Figure record extracts
•••
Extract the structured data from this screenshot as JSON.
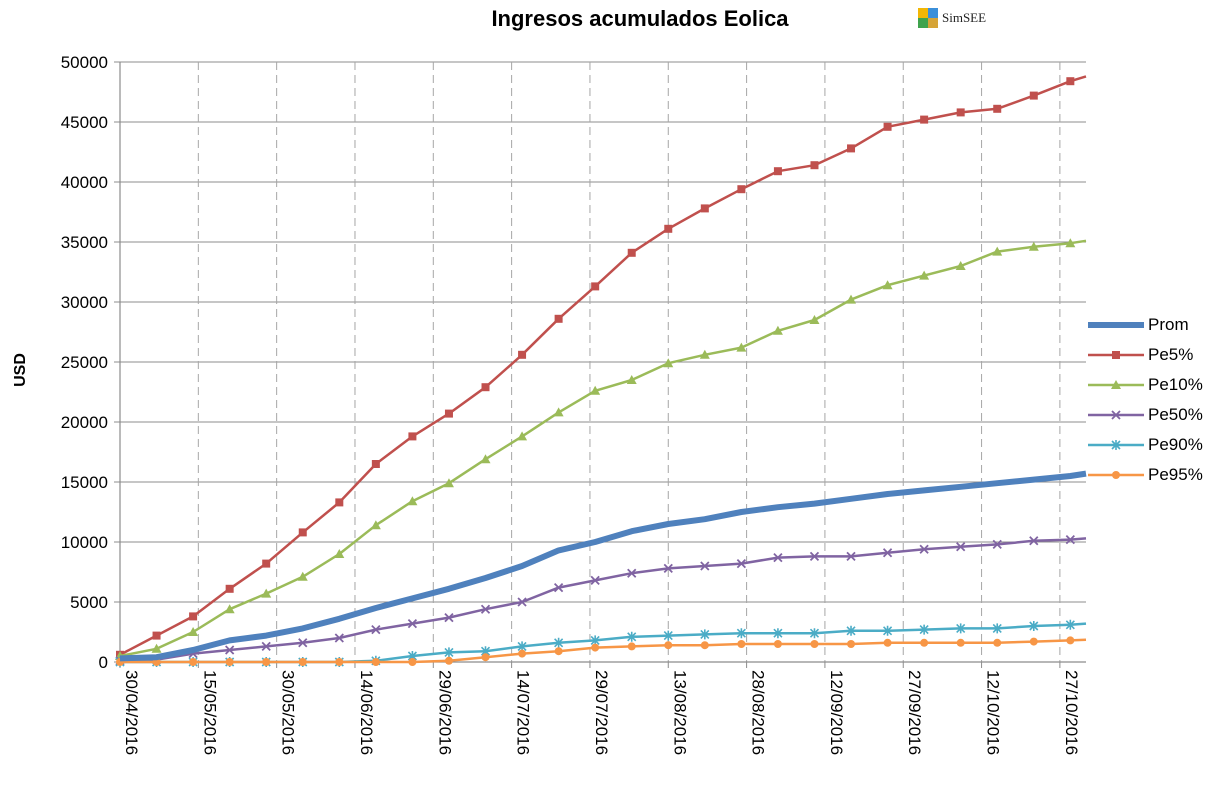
{
  "chart_data": {
    "type": "line",
    "title": "Ingresos acumulados Eolica",
    "logo_text": "SimSEE",
    "ylabel": "USD",
    "xlabel": "",
    "ylim": [
      0,
      50000
    ],
    "y_ticks": [
      0,
      5000,
      10000,
      15000,
      20000,
      25000,
      30000,
      35000,
      40000,
      45000,
      50000
    ],
    "x_range": [
      "2016-04-30",
      "2016-11-01"
    ],
    "x_ticks": [
      "30/04/2016",
      "15/05/2016",
      "30/05/2016",
      "14/06/2016",
      "29/06/2016",
      "14/07/2016",
      "29/07/2016",
      "13/08/2016",
      "28/08/2016",
      "12/09/2016",
      "27/09/2016",
      "12/10/2016",
      "27/10/2016"
    ],
    "x_tick_dates": [
      "2016-04-30",
      "2016-05-15",
      "2016-05-30",
      "2016-06-14",
      "2016-06-29",
      "2016-07-14",
      "2016-07-29",
      "2016-08-13",
      "2016-08-28",
      "2016-09-12",
      "2016-09-27",
      "2016-10-12",
      "2016-10-27"
    ],
    "grid": {
      "horizontal": true,
      "vertical_dashed": true
    },
    "legend_position": "right",
    "x": [
      "2016-04-30",
      "2016-05-07",
      "2016-05-14",
      "2016-05-21",
      "2016-05-28",
      "2016-06-04",
      "2016-06-11",
      "2016-06-18",
      "2016-06-25",
      "2016-07-02",
      "2016-07-09",
      "2016-07-16",
      "2016-07-23",
      "2016-07-30",
      "2016-08-06",
      "2016-08-13",
      "2016-08-20",
      "2016-08-27",
      "2016-09-03",
      "2016-09-10",
      "2016-09-17",
      "2016-09-24",
      "2016-10-01",
      "2016-10-08",
      "2016-10-15",
      "2016-10-22",
      "2016-10-29"
    ],
    "x_end": "2016-11-01",
    "series": [
      {
        "name": "Prom",
        "color": "#4F81BD",
        "marker": "dash",
        "width": 6,
        "values": [
          300,
          400,
          1000,
          1800,
          2200,
          2800,
          3600,
          4500,
          5300,
          6100,
          7000,
          8000,
          9300,
          10000,
          10900,
          11500,
          11900,
          12500,
          12900,
          13200,
          13600,
          14000,
          14300,
          14600,
          14900,
          15200,
          15500
        ],
        "end_value": 15700
      },
      {
        "name": "Pe5%",
        "color": "#C0504D",
        "marker": "square",
        "width": 2.5,
        "values": [
          600,
          2200,
          3800,
          6100,
          8200,
          10800,
          13300,
          16500,
          18800,
          20700,
          22900,
          25600,
          28600,
          31300,
          34100,
          36100,
          37800,
          39400,
          40900,
          41400,
          42800,
          44600,
          45200,
          45800,
          46100,
          47200,
          48400
        ],
        "end_value": 48800
      },
      {
        "name": "Pe10%",
        "color": "#9BBB59",
        "marker": "triangle",
        "width": 2.5,
        "values": [
          500,
          1100,
          2500,
          4400,
          5700,
          7100,
          9000,
          11400,
          13400,
          14900,
          16900,
          18800,
          20800,
          22600,
          23500,
          24900,
          25600,
          26200,
          27600,
          28500,
          30200,
          31400,
          32200,
          33000,
          34200,
          34600,
          34900
        ],
        "end_value": 35100
      },
      {
        "name": "Pe50%",
        "color": "#8064A2",
        "marker": "x",
        "width": 2.5,
        "values": [
          100,
          200,
          700,
          1000,
          1300,
          1600,
          2000,
          2700,
          3200,
          3700,
          4400,
          5000,
          6200,
          6800,
          7400,
          7800,
          8000,
          8200,
          8700,
          8800,
          8800,
          9100,
          9400,
          9600,
          9800,
          10100,
          10200
        ],
        "end_value": 10300
      },
      {
        "name": "Pe90%",
        "color": "#4BACC6",
        "marker": "star",
        "width": 2.5,
        "values": [
          0,
          0,
          0,
          0,
          0,
          0,
          0,
          100,
          500,
          800,
          900,
          1300,
          1600,
          1800,
          2100,
          2200,
          2300,
          2400,
          2400,
          2400,
          2600,
          2600,
          2700,
          2800,
          2800,
          3000,
          3100
        ],
        "end_value": 3200
      },
      {
        "name": "Pe95%",
        "color": "#F79646",
        "marker": "circle",
        "width": 2.5,
        "values": [
          0,
          0,
          0,
          0,
          0,
          0,
          0,
          0,
          0,
          100,
          400,
          700,
          900,
          1200,
          1300,
          1400,
          1400,
          1500,
          1500,
          1500,
          1500,
          1600,
          1600,
          1600,
          1600,
          1700,
          1800
        ],
        "end_value": 1850
      }
    ]
  }
}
•••
**Task to complete:** Write the records above out again exactly, with no pictures in your copy.

**Exercise answer:**
Extract the structured data from this screenshot as JSON.
{
  "chart_data": {
    "type": "line",
    "title": "Ingresos acumulados Eolica",
    "logo_text": "SimSEE",
    "ylabel": "USD",
    "xlabel": "",
    "ylim": [
      0,
      50000
    ],
    "y_ticks": [
      0,
      5000,
      10000,
      15000,
      20000,
      25000,
      30000,
      35000,
      40000,
      45000,
      50000
    ],
    "x_range": [
      "2016-04-30",
      "2016-11-01"
    ],
    "x_ticks": [
      "30/04/2016",
      "15/05/2016",
      "30/05/2016",
      "14/06/2016",
      "29/06/2016",
      "14/07/2016",
      "29/07/2016",
      "13/08/2016",
      "28/08/2016",
      "12/09/2016",
      "27/09/2016",
      "12/10/2016",
      "27/10/2016"
    ],
    "x_tick_dates": [
      "2016-04-30",
      "2016-05-15",
      "2016-05-30",
      "2016-06-14",
      "2016-06-29",
      "2016-07-14",
      "2016-07-29",
      "2016-08-13",
      "2016-08-28",
      "2016-09-12",
      "2016-09-27",
      "2016-10-12",
      "2016-10-27"
    ],
    "grid": {
      "horizontal": true,
      "vertical_dashed": true
    },
    "legend_position": "right",
    "x": [
      "2016-04-30",
      "2016-05-07",
      "2016-05-14",
      "2016-05-21",
      "2016-05-28",
      "2016-06-04",
      "2016-06-11",
      "2016-06-18",
      "2016-06-25",
      "2016-07-02",
      "2016-07-09",
      "2016-07-16",
      "2016-07-23",
      "2016-07-30",
      "2016-08-06",
      "2016-08-13",
      "2016-08-20",
      "2016-08-27",
      "2016-09-03",
      "2016-09-10",
      "2016-09-17",
      "2016-09-24",
      "2016-10-01",
      "2016-10-08",
      "2016-10-15",
      "2016-10-22",
      "2016-10-29"
    ],
    "x_end": "2016-11-01",
    "series": [
      {
        "name": "Prom",
        "color": "#4F81BD",
        "marker": "dash",
        "width": 6,
        "values": [
          300,
          400,
          1000,
          1800,
          2200,
          2800,
          3600,
          4500,
          5300,
          6100,
          7000,
          8000,
          9300,
          10000,
          10900,
          11500,
          11900,
          12500,
          12900,
          13200,
          13600,
          14000,
          14300,
          14600,
          14900,
          15200,
          15500
        ],
        "end_value": 15700
      },
      {
        "name": "Pe5%",
        "color": "#C0504D",
        "marker": "square",
        "width": 2.5,
        "values": [
          600,
          2200,
          3800,
          6100,
          8200,
          10800,
          13300,
          16500,
          18800,
          20700,
          22900,
          25600,
          28600,
          31300,
          34100,
          36100,
          37800,
          39400,
          40900,
          41400,
          42800,
          44600,
          45200,
          45800,
          46100,
          47200,
          48400
        ],
        "end_value": 48800
      },
      {
        "name": "Pe10%",
        "color": "#9BBB59",
        "marker": "triangle",
        "width": 2.5,
        "values": [
          500,
          1100,
          2500,
          4400,
          5700,
          7100,
          9000,
          11400,
          13400,
          14900,
          16900,
          18800,
          20800,
          22600,
          23500,
          24900,
          25600,
          26200,
          27600,
          28500,
          30200,
          31400,
          32200,
          33000,
          34200,
          34600,
          34900
        ],
        "end_value": 35100
      },
      {
        "name": "Pe50%",
        "color": "#8064A2",
        "marker": "x",
        "width": 2.5,
        "values": [
          100,
          200,
          700,
          1000,
          1300,
          1600,
          2000,
          2700,
          3200,
          3700,
          4400,
          5000,
          6200,
          6800,
          7400,
          7800,
          8000,
          8200,
          8700,
          8800,
          8800,
          9100,
          9400,
          9600,
          9800,
          10100,
          10200
        ],
        "end_value": 10300
      },
      {
        "name": "Pe90%",
        "color": "#4BACC6",
        "marker": "star",
        "width": 2.5,
        "values": [
          0,
          0,
          0,
          0,
          0,
          0,
          0,
          100,
          500,
          800,
          900,
          1300,
          1600,
          1800,
          2100,
          2200,
          2300,
          2400,
          2400,
          2400,
          2600,
          2600,
          2700,
          2800,
          2800,
          3000,
          3100
        ],
        "end_value": 3200
      },
      {
        "name": "Pe95%",
        "color": "#F79646",
        "marker": "circle",
        "width": 2.5,
        "values": [
          0,
          0,
          0,
          0,
          0,
          0,
          0,
          0,
          0,
          100,
          400,
          700,
          900,
          1200,
          1300,
          1400,
          1400,
          1500,
          1500,
          1500,
          1500,
          1600,
          1600,
          1600,
          1600,
          1700,
          1800
        ],
        "end_value": 1850
      }
    ]
  }
}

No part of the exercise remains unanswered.